(Exercise):
In the records below, find each line with the word "watermark" and copy it.

□ □ □ □ □ □ □

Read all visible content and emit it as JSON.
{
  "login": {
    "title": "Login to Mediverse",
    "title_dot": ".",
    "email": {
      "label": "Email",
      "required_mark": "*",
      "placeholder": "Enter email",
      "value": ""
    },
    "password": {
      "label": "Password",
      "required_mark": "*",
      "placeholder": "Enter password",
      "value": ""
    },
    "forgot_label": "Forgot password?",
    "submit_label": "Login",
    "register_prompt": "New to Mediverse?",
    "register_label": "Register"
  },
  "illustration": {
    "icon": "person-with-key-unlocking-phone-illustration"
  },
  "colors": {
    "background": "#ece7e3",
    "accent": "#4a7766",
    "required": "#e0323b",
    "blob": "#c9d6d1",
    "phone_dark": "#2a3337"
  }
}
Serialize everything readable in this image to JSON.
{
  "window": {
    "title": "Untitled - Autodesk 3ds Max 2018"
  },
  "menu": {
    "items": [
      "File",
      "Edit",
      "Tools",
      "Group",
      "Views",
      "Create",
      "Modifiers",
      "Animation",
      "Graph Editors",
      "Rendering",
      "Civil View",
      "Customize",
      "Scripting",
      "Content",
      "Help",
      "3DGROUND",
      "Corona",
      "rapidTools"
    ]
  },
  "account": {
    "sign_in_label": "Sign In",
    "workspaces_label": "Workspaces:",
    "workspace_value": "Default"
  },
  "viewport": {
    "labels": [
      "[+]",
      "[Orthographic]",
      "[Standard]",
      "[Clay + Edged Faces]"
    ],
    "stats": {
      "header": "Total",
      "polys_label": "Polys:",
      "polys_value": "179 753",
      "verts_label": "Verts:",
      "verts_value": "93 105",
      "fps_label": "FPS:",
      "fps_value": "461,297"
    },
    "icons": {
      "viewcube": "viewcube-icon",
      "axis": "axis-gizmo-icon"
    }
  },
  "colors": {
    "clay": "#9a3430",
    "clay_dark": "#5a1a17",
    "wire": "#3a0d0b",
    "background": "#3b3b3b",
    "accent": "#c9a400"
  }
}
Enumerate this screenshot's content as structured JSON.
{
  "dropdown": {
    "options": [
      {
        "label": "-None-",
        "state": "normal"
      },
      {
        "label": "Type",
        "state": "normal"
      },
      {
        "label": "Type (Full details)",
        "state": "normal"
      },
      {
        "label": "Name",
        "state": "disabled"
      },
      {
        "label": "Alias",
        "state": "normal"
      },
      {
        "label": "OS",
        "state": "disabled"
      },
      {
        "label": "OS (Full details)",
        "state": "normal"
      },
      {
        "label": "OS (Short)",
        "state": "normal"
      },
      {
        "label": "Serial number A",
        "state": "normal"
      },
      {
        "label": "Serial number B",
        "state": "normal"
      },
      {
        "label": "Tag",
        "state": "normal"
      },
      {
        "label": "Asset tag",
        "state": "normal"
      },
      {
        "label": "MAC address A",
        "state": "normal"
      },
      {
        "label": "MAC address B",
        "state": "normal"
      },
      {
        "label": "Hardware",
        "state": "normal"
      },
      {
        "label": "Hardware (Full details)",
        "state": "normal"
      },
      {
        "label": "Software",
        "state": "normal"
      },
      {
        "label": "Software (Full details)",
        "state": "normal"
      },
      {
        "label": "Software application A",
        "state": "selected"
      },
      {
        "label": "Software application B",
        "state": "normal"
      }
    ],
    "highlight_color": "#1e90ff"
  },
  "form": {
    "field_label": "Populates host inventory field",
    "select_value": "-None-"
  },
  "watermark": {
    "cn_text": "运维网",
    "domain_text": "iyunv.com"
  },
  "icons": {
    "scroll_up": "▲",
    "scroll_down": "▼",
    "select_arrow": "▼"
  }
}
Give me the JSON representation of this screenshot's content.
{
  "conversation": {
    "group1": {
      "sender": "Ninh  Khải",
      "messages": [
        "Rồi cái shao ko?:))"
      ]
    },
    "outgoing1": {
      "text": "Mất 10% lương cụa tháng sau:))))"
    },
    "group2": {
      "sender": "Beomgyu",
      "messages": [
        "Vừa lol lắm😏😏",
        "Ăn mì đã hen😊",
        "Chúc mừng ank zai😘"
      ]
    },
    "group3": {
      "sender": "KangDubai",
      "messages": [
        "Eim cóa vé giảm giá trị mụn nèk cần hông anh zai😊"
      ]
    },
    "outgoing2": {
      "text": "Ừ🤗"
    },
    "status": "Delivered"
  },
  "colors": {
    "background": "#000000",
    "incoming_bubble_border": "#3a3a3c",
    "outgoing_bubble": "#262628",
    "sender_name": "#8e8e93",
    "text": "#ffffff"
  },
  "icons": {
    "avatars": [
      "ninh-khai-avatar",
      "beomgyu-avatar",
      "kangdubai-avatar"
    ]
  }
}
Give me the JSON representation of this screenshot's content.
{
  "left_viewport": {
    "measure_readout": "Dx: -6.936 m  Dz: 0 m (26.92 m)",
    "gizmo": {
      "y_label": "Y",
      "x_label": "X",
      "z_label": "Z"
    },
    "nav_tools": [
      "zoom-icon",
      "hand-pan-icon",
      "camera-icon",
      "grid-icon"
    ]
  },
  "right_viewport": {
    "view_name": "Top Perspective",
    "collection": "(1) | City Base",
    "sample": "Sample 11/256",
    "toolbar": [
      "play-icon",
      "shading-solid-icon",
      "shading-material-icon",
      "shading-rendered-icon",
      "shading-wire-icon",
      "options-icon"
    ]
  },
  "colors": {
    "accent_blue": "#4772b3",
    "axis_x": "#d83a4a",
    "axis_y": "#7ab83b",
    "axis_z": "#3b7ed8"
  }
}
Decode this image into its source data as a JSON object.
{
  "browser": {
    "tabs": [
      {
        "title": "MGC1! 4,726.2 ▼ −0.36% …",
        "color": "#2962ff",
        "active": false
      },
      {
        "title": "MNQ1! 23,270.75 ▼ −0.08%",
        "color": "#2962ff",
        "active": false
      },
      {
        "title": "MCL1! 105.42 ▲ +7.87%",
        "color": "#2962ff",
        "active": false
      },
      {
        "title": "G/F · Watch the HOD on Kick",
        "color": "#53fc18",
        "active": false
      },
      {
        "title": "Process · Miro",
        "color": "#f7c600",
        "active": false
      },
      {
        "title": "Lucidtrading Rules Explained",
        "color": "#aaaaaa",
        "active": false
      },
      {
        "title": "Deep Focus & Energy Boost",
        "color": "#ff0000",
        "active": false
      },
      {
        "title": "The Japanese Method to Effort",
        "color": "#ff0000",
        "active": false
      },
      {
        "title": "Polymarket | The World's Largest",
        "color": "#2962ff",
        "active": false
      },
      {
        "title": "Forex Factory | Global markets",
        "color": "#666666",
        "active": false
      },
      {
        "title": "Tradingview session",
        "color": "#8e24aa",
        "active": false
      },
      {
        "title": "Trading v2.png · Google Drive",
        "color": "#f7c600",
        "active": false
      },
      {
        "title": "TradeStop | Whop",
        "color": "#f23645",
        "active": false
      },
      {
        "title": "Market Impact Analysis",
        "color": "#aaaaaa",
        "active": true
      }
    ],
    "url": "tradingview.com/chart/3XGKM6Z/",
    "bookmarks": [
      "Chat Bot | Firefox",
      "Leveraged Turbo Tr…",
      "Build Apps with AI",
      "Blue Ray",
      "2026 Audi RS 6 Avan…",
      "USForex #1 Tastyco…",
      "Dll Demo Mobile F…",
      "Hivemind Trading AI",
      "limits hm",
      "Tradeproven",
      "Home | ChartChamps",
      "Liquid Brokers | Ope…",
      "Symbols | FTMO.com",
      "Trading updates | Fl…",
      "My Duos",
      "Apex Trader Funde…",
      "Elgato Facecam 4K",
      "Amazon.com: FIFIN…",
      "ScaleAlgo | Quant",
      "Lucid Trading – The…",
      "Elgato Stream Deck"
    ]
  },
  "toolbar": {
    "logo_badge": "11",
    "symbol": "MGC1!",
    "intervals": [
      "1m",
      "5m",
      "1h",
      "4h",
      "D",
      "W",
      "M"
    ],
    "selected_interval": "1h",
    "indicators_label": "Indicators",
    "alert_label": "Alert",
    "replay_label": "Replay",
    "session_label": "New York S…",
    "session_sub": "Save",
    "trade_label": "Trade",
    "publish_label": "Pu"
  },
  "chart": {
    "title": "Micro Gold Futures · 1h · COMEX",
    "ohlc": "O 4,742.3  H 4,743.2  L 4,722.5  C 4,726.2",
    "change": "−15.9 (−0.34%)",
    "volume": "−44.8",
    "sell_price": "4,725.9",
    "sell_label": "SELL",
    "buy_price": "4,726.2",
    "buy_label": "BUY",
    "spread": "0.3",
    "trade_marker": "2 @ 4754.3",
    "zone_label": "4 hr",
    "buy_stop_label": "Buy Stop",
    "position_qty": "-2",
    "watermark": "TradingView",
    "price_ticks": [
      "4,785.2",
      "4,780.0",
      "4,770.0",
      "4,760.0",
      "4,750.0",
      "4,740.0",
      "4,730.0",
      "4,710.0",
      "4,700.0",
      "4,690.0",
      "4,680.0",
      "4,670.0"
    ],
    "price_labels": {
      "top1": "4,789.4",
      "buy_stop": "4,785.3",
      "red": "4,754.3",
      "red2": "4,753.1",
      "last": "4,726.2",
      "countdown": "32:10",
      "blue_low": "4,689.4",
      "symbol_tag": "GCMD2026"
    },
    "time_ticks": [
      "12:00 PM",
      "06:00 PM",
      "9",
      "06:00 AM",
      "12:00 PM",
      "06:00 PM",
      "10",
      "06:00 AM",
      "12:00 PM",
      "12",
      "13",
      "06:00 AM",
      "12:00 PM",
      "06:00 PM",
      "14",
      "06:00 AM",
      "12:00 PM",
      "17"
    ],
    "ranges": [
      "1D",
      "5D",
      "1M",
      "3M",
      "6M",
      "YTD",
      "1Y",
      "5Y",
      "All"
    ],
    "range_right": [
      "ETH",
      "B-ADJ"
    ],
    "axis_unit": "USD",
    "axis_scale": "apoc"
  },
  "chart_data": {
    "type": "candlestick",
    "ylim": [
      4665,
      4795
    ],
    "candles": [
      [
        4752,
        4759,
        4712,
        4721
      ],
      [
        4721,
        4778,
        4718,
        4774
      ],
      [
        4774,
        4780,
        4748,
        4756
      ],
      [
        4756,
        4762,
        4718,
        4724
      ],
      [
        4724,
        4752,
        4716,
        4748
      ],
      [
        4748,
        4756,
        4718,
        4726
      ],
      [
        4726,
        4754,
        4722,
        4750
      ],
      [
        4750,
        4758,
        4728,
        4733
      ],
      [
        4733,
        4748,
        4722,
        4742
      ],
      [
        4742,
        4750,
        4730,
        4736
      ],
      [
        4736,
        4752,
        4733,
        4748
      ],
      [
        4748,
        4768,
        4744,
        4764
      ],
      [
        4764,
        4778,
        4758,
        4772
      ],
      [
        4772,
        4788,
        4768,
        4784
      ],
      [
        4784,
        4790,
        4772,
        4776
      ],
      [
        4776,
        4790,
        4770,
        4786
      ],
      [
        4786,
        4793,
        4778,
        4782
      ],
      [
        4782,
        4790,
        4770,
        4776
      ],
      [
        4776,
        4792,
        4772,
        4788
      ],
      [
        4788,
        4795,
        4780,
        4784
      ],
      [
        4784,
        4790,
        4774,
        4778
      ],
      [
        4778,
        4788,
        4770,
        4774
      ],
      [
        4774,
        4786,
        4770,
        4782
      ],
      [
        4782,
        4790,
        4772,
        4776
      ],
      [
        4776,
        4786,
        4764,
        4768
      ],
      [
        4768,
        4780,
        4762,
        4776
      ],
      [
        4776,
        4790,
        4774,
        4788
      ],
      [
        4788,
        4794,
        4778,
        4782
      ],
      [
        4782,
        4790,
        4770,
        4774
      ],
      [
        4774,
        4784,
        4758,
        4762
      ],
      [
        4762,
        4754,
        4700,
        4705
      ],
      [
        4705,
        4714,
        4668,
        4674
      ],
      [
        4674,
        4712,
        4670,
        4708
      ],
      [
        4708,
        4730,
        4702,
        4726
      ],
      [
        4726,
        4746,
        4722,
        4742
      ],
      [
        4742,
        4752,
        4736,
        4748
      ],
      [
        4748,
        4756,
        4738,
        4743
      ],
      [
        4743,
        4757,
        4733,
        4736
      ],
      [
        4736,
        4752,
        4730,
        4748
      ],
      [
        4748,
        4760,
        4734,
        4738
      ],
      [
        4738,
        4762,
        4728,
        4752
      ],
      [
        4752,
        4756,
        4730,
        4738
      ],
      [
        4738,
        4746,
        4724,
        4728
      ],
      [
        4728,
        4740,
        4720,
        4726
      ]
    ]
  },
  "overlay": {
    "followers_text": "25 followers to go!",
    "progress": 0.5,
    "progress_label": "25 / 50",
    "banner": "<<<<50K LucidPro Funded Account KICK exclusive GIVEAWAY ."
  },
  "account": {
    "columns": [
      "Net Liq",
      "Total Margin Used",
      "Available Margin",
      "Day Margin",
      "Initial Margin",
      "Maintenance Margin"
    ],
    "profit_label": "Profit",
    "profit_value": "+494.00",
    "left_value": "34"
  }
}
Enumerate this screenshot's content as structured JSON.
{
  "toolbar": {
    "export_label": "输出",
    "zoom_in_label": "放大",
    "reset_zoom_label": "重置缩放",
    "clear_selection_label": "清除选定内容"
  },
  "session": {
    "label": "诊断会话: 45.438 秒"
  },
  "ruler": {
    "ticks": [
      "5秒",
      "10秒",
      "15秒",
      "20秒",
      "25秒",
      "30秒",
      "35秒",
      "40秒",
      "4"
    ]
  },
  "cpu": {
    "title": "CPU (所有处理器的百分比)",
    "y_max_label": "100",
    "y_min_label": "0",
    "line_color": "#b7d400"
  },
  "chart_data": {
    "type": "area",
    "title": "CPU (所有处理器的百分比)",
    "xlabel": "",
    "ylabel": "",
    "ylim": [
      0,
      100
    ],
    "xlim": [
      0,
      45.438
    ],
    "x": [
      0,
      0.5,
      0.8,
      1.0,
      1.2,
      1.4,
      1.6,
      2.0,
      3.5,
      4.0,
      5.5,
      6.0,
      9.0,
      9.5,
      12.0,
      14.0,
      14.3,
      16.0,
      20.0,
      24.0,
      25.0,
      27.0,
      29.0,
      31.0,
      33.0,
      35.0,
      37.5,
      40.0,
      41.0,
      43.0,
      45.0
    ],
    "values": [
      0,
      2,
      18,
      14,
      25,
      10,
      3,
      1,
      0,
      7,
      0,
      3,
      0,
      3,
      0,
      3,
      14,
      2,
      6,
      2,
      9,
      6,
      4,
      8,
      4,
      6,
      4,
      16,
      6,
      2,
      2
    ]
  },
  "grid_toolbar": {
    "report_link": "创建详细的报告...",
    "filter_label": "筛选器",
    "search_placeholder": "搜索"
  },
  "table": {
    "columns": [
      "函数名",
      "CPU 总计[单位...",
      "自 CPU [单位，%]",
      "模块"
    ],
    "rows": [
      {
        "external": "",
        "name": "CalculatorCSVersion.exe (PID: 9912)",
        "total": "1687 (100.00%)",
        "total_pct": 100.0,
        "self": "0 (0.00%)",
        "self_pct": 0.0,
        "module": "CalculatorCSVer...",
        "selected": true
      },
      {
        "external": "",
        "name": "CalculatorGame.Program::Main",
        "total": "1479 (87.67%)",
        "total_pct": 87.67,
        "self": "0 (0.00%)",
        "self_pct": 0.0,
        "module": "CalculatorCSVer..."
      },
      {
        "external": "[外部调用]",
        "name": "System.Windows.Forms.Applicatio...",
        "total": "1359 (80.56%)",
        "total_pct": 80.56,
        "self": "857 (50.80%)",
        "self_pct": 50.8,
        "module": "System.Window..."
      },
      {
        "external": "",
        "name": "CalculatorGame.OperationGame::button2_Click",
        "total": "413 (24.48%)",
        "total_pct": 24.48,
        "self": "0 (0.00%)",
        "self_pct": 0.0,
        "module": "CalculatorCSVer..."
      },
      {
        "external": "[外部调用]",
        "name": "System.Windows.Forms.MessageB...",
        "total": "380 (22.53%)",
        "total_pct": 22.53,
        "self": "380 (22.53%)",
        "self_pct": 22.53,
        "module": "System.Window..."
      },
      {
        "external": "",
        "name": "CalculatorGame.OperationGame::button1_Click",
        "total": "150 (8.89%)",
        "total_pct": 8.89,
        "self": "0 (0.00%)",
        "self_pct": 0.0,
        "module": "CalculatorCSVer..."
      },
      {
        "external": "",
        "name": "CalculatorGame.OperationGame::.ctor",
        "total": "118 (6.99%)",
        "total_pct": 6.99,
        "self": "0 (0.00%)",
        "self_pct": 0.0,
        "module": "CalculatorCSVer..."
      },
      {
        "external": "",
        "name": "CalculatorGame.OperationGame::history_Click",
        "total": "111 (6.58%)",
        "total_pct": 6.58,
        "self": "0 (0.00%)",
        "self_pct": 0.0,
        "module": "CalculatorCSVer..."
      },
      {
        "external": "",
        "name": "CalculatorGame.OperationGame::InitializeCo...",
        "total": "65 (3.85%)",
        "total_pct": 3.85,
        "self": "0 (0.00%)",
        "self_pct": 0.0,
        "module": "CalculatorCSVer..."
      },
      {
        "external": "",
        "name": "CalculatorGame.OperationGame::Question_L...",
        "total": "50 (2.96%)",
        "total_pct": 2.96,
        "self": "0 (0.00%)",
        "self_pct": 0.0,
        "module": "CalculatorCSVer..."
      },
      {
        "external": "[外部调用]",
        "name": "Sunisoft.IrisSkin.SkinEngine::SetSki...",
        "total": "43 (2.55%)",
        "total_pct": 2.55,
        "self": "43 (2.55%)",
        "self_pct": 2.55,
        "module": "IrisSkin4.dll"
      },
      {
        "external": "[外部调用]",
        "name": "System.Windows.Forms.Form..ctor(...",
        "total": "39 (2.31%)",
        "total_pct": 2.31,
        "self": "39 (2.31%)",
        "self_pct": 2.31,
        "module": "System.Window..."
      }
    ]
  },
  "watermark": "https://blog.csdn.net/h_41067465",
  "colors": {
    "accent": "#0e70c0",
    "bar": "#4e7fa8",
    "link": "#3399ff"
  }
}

□ □ □ □ □ □ □

(Exercise answer):
  "watermark": {
    "watermark": "TradingView",
  "watermark": "https://blog.csdn.net/h_41067465",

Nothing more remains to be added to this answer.